Short task: Report how many lines in the records below contain the word "this". Give only the number.

◆ ◆ ◆

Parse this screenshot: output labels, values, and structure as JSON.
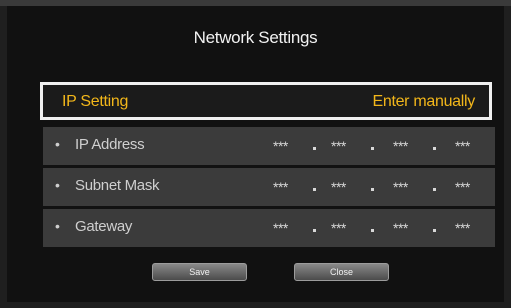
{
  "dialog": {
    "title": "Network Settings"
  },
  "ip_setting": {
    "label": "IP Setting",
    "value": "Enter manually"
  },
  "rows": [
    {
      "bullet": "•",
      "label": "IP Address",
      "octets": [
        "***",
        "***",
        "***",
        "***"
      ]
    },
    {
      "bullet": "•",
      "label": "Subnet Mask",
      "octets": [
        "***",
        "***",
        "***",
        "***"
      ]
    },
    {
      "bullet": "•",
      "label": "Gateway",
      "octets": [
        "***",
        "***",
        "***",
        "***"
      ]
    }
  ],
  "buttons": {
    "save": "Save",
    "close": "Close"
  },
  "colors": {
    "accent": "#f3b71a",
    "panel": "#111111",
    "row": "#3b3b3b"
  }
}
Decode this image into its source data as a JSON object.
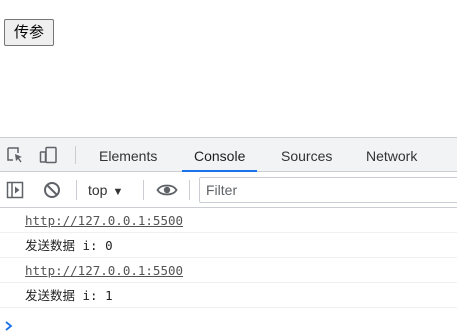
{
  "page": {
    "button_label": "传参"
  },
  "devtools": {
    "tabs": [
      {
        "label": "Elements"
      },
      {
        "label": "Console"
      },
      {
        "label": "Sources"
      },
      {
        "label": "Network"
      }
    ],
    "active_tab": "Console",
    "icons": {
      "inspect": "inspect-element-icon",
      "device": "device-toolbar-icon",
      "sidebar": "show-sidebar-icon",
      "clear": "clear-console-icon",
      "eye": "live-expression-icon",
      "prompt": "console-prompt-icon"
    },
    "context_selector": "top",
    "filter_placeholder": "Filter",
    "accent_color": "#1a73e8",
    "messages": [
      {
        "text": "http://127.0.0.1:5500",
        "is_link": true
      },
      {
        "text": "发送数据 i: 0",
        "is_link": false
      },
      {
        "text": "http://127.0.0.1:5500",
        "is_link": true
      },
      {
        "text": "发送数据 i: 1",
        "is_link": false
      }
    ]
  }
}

◆ ◆ ◆

Problem solution: 2